Authors:	Adam Westerski
Contributors:	See acknowledgements

This work is licensed under a Creative Commons Attribution License. This copyright applies to the Marl Ontology Specification and accompanying documentation in RDF. This ontology uses W3C's RDF technology, an open Web standard that can be freely used by anyone.

Abstract

Marl is a standardised data schema (also referred as "ontology" or "vocabulary") designed to annotate and describe subjective opinions expressed on the web or in particular Information Systems. The following document contains results of data mapping experiments where we try to describe various datasets or output of services with Marl ontology. For the description of ontology and instructions how to connect it with descriptions of other resources see Ontology Specification.

Introduction
Research Datasets
Online Opinion Analysis Services
Summary and Comparison

1 Introduction

The following document gathers the data results of various experiments done with Marl Ontology. It’s goal it to test the coverage of Marl properties for different datasets constructed independently of the Marl project.

The analysis is split into two parts. Each of the sections presents a list of sources and Marl mappings for them, along with some coverage statistics.

Section two describes usage of the ontology to produce mappings for various datasets published by researchers during their opinion mining algorithms study. The second part relates to the same effort but conducted in context of online services for end users that publish opinion mined data.

The choice of sources for datasets is based on state of the art knowledge of authors (in case of research datasets the list was partially created based on resources listed by Pang et al. [ref]).

An important note is that Marl ontology presented here is not a complete model to address the problem of describing and linking opinions online and inside information systems. It marly defines concepts that are not described yet by the means of other ontologies and provides the data attributes that enable to connect opinions with contextual information already defined in metadata created with other ontologies. For detailed instructions and recommendations how to fully model opinions and the results of opinion mining process refer to analysis done by Gi2MO project.

1.1 Opinions on the Web and the opinion mining process

With the birth of Web 2.0 users started to provide their input and create content on mass scape about their subjective opinions related to various topics (e.g. opinions about movies). While this kind of content can be very beneficial for many different uses (e.g. market analysis or predictions) it's accurate analysis and interpretation has not been fully harnessed yet. Information left by the users is often very disorganized and many portals that enable user input leave the user added information unmoderated.

= = = = = = =

▸ Task set
1. Repeat everything in the Marl ontology text from "Marl is a standardised" down to "the Marl project.".
2. Please go on with the Marl ontology text, picking up after its last sentence.

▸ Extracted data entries
= = = = = = =

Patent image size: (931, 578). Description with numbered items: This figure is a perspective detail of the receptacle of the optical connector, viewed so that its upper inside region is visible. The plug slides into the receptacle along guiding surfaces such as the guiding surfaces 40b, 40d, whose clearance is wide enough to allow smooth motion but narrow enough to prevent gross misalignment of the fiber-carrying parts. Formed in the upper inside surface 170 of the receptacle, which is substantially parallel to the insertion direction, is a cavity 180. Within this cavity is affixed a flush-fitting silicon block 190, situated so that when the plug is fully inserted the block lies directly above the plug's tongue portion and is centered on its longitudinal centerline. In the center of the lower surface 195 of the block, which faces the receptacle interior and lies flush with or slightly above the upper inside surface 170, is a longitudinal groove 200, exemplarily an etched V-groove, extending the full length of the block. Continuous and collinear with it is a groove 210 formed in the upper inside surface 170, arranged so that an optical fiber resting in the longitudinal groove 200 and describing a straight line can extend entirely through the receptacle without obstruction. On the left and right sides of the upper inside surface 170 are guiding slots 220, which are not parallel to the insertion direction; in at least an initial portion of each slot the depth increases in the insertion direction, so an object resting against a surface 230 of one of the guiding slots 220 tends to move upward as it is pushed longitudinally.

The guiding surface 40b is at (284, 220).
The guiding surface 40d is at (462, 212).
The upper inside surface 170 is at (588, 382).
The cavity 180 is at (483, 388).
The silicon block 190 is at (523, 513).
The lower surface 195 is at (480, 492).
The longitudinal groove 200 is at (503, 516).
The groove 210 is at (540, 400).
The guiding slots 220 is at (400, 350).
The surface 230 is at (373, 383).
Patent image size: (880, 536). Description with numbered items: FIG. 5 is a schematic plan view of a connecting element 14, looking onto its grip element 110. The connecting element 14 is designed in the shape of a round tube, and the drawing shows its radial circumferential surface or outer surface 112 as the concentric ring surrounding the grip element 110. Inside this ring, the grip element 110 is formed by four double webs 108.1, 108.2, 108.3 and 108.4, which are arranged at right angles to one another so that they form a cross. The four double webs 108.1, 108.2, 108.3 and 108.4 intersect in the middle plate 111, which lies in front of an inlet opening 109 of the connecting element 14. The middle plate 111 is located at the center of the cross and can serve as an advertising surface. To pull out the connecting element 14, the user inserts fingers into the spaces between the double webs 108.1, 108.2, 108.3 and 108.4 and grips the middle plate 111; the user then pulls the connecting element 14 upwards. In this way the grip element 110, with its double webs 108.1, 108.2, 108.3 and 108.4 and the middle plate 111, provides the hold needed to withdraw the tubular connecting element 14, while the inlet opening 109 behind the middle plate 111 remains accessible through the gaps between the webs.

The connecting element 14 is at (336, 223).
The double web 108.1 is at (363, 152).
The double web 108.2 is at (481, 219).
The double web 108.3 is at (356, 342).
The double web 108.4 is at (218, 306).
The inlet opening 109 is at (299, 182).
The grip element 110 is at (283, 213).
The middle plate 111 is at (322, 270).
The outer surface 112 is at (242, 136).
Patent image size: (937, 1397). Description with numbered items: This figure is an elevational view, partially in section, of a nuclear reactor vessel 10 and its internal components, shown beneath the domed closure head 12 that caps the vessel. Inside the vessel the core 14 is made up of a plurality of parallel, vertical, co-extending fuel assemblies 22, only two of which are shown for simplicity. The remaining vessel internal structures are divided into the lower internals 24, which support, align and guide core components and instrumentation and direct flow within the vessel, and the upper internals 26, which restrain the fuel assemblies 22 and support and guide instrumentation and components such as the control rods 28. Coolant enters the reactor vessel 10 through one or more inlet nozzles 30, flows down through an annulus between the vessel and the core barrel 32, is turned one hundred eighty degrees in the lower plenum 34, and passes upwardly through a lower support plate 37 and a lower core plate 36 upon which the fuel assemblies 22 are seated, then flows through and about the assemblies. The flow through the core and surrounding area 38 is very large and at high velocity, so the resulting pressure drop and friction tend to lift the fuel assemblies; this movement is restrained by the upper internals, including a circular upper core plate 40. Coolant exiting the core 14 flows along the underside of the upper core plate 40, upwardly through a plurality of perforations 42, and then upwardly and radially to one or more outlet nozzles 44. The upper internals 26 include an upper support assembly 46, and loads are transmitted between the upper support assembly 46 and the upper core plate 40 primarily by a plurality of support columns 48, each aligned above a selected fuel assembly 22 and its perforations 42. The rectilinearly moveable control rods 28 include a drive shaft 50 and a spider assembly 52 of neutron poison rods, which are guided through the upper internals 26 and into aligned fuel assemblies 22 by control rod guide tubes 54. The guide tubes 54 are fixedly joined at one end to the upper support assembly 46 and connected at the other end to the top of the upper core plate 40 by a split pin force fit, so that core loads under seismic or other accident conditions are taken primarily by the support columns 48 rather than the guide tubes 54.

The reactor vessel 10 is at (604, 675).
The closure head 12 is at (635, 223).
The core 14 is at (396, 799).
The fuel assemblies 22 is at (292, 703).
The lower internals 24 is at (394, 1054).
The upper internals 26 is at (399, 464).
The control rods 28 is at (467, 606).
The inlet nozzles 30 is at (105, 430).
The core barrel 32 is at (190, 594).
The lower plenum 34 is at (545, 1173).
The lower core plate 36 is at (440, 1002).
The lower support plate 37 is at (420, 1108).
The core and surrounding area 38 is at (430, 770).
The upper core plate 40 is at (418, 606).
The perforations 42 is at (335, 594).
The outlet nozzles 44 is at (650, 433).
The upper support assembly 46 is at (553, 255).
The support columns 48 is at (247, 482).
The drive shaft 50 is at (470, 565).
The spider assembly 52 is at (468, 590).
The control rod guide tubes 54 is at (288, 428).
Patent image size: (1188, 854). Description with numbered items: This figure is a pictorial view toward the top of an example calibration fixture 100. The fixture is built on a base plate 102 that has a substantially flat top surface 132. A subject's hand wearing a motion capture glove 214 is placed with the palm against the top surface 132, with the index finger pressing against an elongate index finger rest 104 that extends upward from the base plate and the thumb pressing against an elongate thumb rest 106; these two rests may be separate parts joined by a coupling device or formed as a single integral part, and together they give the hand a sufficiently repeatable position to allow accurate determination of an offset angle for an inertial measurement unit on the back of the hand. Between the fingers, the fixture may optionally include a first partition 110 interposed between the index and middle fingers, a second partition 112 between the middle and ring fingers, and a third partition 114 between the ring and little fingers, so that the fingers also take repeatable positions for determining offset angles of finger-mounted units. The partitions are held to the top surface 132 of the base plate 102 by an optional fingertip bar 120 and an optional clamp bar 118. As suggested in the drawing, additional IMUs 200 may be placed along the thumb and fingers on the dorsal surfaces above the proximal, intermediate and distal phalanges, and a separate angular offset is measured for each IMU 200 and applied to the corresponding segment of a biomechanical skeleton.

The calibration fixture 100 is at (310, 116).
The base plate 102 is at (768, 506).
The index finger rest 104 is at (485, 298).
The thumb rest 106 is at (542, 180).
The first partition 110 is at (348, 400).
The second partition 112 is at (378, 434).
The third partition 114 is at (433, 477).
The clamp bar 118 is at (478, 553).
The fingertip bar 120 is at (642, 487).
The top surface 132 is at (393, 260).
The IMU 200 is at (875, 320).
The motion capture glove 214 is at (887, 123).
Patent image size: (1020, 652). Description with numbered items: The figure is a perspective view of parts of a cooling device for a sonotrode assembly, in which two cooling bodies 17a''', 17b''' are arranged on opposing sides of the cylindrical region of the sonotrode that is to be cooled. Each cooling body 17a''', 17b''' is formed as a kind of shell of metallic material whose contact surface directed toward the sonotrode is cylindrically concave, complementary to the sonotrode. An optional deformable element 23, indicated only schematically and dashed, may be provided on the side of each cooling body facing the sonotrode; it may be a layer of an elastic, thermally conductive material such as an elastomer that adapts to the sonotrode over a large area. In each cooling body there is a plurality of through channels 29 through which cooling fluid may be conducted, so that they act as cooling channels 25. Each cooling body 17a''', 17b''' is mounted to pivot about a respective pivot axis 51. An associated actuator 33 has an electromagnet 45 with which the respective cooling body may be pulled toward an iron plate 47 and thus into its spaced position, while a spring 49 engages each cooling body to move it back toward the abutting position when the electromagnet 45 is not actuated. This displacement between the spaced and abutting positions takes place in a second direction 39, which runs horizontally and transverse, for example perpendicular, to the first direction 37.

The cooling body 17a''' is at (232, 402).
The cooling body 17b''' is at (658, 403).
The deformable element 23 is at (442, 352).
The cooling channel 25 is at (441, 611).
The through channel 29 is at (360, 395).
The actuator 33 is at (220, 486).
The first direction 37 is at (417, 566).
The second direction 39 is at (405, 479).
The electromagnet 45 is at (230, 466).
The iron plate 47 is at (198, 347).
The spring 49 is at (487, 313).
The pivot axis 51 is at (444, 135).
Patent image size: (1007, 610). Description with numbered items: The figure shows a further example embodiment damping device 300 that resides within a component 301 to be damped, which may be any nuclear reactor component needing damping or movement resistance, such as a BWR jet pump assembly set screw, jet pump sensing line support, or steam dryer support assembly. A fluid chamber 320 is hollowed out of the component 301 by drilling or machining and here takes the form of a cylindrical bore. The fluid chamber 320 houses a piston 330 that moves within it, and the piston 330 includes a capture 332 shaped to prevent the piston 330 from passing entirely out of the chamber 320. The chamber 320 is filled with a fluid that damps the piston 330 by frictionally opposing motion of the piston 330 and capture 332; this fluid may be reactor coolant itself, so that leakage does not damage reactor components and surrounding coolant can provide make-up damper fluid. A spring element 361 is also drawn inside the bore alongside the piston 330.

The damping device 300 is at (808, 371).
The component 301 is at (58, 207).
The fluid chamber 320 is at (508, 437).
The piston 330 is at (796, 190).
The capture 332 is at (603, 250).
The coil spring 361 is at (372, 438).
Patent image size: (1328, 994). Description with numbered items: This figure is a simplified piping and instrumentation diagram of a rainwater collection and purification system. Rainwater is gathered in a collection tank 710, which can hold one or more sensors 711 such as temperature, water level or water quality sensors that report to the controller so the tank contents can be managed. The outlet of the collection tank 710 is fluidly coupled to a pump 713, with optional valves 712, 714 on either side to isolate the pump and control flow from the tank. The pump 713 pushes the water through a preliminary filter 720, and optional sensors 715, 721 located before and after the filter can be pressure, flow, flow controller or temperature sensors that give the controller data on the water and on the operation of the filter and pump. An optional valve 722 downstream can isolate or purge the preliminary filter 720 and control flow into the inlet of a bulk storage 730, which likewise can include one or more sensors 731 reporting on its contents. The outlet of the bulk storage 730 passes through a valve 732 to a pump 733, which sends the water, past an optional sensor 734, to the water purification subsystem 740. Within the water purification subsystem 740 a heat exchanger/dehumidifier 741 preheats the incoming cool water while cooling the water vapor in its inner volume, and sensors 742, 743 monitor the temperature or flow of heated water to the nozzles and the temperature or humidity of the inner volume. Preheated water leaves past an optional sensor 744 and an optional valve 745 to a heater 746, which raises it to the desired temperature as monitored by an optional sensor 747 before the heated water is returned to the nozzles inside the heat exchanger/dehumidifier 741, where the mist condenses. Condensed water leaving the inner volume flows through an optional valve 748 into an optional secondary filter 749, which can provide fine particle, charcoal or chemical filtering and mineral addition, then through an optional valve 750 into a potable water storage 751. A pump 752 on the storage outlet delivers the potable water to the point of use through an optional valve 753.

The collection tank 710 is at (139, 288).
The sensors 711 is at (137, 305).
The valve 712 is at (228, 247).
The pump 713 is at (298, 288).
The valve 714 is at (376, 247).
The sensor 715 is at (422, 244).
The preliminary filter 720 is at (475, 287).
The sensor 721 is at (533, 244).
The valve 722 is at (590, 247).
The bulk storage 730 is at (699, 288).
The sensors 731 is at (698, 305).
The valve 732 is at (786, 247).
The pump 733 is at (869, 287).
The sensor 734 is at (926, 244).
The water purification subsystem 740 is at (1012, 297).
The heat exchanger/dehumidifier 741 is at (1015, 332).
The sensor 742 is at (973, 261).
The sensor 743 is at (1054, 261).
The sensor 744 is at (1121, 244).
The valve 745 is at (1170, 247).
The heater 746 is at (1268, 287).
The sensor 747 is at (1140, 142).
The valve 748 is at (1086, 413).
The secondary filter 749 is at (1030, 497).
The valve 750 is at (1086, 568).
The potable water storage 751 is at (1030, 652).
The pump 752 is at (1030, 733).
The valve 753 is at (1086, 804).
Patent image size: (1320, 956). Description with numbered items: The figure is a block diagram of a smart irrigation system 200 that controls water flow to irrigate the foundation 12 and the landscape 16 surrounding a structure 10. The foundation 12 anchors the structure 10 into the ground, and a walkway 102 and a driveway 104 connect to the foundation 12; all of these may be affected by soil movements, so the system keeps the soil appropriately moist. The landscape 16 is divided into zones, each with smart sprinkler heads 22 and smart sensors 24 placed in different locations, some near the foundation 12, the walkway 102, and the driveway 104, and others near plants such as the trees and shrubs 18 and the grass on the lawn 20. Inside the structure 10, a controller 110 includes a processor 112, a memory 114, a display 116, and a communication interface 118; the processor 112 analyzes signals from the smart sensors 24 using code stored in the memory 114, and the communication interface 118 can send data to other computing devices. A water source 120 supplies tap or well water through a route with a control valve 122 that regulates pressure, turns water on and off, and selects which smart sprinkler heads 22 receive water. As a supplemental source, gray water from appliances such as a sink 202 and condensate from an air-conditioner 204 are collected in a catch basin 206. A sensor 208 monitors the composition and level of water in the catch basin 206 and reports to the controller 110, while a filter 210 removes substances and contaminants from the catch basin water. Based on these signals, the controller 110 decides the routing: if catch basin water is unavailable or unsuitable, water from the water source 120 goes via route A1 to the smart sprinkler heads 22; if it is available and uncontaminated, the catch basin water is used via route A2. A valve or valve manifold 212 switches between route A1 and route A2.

= = = = = = =

▸ Answers to the tasks
1.
Marl is a standardised data schema (also referred as "ontology" or "vocabulary") designed to annotate and describe subjective opinions expressed on the web or in particular Information Systems. The following document contains results of data mapping experiments where we try to describe various datasets or output of services with Marl ontology. For the description of ontology and instructions how to connect it with descriptions of other resources see Ontology Specification.

Introduction
Research Datasets
Online Opinion Analysis Services
Summary and Comparison

1 Introduction

The following document gathers the data results of various experiments done with Marl Ontology. It’s goal it to test the coverage of Marl properties for different datasets constructed independently of the Marl project.

2.
Opinion mining (often referred as sentiment analysis) is one of the attempts bring order to those vast amounts of user generated content. The domain focuses to analyse textual content using special language processing tools and as output provides a quantified judgement of the sentiments contained in the text (e.g. if the text expresses a positive or negative opinion).

Due to the complexity of the problem and attempts to provide efficient and fast tools the area can be devided into three main research directions:

document wide sentiment analysis
sentence sentiment analysis
feature-based sentiment analysis

In relation to the World Wide Web, there is a number of common uses of opinion formalisation and analysis. Firstly, it can be applied on top of search engines to find the desired content and next run it through opinion analysis software to obtain desired statistics (e.g. Swotti). Secondly, such algorithms can used within dedicated systems that use the Web to connect to particular communities and gather their opinions on very specific topics (e.g. Internet shops or review websites).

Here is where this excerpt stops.